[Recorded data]
>>>

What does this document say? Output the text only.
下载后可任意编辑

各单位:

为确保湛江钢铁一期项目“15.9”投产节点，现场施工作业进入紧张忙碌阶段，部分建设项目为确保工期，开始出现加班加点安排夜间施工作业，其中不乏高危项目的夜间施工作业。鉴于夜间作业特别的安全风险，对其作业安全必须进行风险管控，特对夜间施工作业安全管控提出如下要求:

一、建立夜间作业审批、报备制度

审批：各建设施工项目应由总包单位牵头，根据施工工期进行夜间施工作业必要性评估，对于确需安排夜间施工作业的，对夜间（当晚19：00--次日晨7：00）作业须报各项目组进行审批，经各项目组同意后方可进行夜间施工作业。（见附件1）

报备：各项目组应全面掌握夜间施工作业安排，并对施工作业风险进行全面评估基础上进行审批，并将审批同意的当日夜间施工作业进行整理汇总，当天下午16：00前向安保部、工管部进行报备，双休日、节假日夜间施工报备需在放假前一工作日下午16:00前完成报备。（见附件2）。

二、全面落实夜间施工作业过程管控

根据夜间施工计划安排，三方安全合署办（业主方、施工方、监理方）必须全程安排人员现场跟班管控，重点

<<<

Would you restate each of the entries word for word?

### [Task solution]
What does this document say? Output the text only.
下载后可任意编辑

各单位:

为确保湛江钢铁一期项目“15.9”投产节点，现场施工作业进入紧张忙碌阶段，部分建设项目为确保工期，开始出现加班加点安排夜间施工作业，其中不乏高危项目的夜间施工作业。鉴于夜间作业特别的安全风险，对其作业安全必须进行风险管控，特对夜间施工作业安全管控提出如下要求:

一、建立夜间作业审批、报备制度

审批：各建设施工项目应由总包单位牵头，根据施工工期进行夜间施工作业必要性评估，对于确需安排夜间施工作业的，对夜间（当晚19：00--次日晨7：00）作业须报各项目组进行审批，经各项目组同意后方可进行夜间施工作业。（见附件1）

报备：各项目组应全面掌握夜间施工作业安排，并对施工作业风险进行全面评估基础上进行审批，并将审批同意的当日夜间施工作业进行整理汇总，当天下午16：00前向安保部、工管部进行报备，双休日、节假日夜间施工报备需在放假前一工作日下午16:00前完成报备。（见附件2）。

二、全面落实夜间施工作业过程管控

根据夜间施工计划安排，三方安全合署办（业主方、施工方、监理方）必须全程安排人员现场跟班管控，重点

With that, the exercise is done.